▶ **DATASET CONTENT**
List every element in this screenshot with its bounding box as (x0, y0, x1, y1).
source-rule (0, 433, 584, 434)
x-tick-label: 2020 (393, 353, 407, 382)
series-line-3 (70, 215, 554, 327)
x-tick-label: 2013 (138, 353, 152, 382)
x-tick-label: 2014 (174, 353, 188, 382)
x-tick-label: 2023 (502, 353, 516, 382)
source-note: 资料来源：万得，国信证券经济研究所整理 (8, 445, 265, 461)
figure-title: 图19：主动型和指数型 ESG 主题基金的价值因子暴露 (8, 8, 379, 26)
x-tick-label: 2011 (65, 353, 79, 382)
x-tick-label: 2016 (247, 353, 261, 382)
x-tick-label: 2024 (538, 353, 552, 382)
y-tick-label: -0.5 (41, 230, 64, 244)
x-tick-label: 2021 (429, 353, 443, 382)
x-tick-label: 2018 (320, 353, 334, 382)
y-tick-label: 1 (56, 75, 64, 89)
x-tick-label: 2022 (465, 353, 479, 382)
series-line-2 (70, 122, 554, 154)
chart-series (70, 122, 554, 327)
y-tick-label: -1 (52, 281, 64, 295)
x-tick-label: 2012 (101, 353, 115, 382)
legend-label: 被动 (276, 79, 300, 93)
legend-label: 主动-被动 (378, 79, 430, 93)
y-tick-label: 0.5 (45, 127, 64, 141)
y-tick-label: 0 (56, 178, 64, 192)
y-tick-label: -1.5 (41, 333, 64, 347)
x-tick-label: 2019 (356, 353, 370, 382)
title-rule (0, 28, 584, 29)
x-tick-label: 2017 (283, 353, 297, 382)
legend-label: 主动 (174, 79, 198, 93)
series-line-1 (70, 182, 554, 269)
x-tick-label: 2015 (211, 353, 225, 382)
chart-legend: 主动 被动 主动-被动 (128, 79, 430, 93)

▶ **DIRECTION**
Show each line of the data above that contains the string "source", treating uppercase and lowercase as distinct.

▶ **FINAL RESULT**
source-rule (0, 433, 584, 434)
source-note: 资料来源：万得，国信证券经济研究所整理 (8, 445, 265, 461)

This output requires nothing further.